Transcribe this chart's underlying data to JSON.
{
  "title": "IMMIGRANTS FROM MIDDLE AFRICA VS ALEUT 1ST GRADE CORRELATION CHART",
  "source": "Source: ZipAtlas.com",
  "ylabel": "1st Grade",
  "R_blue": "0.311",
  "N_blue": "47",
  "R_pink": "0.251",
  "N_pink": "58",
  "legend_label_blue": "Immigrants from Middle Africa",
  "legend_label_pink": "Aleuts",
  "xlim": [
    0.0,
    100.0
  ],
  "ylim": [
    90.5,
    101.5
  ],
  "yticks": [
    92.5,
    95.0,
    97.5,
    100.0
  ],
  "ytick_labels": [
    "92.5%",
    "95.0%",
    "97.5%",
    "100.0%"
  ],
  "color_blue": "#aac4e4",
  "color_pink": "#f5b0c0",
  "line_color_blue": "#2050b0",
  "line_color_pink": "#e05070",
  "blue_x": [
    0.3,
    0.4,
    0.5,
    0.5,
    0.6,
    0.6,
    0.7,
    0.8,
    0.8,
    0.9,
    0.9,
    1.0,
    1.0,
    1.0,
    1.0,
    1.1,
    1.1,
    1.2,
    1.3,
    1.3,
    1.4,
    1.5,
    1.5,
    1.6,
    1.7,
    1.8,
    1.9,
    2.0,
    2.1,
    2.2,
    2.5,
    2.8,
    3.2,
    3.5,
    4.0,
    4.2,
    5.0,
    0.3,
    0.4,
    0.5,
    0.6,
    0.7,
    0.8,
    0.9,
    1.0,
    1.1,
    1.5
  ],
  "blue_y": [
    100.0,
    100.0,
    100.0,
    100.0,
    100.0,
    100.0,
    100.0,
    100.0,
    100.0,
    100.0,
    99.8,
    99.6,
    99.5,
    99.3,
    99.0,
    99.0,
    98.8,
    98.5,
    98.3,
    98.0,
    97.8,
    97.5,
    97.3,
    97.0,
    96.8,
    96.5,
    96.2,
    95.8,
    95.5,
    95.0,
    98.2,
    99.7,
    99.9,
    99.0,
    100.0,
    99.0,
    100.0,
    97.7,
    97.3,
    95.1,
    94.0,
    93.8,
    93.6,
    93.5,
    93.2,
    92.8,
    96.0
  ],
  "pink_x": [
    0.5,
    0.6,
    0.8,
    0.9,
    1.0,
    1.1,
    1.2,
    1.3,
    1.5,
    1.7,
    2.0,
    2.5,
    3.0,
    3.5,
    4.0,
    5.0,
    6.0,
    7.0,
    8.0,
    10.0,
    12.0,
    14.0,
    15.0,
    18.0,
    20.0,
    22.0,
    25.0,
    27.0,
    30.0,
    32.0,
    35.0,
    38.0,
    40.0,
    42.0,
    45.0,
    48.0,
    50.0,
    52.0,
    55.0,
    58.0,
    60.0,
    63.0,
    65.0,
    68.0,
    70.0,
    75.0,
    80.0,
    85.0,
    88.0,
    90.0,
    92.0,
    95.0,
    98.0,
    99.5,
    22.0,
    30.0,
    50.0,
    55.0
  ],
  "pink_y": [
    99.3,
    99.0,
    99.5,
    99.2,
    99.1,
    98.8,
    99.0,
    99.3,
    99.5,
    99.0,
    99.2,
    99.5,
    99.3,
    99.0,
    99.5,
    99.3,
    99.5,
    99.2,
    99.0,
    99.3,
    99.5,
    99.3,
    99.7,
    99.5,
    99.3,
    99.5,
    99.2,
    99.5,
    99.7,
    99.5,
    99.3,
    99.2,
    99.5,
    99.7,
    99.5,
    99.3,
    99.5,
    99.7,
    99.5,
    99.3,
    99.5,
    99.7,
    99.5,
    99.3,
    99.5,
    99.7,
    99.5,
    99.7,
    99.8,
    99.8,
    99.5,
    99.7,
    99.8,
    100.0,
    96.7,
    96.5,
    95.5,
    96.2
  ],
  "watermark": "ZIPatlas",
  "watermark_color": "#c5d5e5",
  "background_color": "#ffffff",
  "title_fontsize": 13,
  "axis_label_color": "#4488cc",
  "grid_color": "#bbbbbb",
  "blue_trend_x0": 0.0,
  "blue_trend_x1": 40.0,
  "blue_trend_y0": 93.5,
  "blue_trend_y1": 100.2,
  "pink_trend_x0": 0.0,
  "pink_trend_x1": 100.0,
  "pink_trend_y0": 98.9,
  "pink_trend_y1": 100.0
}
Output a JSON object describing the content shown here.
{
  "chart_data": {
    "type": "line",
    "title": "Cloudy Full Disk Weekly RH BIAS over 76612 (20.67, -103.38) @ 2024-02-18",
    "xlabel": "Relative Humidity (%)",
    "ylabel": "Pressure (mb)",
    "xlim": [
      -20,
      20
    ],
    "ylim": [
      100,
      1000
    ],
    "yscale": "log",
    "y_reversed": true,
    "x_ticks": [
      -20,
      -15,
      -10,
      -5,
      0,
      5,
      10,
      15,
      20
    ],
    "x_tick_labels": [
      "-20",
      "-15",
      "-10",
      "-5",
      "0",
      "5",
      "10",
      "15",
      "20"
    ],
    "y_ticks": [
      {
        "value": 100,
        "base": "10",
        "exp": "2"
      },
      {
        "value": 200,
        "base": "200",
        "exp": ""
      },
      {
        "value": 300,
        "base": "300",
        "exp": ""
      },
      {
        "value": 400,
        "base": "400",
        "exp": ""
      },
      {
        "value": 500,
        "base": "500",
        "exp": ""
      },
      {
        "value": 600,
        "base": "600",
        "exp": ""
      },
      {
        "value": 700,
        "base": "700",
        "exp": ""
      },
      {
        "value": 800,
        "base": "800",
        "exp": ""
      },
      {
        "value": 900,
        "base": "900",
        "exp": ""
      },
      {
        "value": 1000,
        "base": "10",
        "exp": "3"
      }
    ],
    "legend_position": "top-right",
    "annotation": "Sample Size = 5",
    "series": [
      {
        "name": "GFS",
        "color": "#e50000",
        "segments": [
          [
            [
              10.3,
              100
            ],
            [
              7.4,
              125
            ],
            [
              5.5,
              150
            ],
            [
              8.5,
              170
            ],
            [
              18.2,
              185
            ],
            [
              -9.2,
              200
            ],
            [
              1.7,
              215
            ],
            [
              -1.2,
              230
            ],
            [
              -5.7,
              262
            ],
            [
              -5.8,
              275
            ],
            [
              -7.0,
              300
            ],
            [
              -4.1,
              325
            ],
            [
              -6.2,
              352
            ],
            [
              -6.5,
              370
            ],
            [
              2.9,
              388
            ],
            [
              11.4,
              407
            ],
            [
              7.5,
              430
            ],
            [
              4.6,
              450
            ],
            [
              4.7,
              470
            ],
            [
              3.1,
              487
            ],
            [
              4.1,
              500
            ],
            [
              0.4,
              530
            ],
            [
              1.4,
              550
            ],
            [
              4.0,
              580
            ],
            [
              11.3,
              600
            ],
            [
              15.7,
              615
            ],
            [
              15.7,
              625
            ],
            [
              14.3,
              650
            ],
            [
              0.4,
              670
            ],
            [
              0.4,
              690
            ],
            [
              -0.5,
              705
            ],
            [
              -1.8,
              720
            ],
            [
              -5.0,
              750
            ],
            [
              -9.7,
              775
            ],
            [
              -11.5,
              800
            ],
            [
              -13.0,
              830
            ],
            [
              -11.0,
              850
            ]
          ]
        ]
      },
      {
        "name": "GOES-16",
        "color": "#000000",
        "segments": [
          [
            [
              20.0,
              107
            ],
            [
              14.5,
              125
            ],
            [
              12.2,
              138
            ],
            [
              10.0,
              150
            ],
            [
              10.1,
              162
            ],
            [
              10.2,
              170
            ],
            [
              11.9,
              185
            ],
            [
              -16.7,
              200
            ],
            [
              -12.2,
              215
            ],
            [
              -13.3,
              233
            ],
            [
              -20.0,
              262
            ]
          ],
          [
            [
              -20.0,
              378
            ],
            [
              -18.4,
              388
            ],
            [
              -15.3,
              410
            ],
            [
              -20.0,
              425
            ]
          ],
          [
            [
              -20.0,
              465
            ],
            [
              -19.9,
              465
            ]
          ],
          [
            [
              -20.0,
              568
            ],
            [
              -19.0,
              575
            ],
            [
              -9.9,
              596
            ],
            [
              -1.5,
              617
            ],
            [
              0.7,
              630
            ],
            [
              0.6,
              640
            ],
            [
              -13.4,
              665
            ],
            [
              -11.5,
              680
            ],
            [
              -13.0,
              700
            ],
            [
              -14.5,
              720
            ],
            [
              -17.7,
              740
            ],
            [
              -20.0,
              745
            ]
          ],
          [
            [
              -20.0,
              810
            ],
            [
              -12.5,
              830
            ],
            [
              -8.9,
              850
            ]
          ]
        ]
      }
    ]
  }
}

+++

#### WHAT YOU NEED TO DO
Each line of the material above either contains the word "JSON" or does not; state how many do, and nothing else.

#### WRITTEN ANSWER
2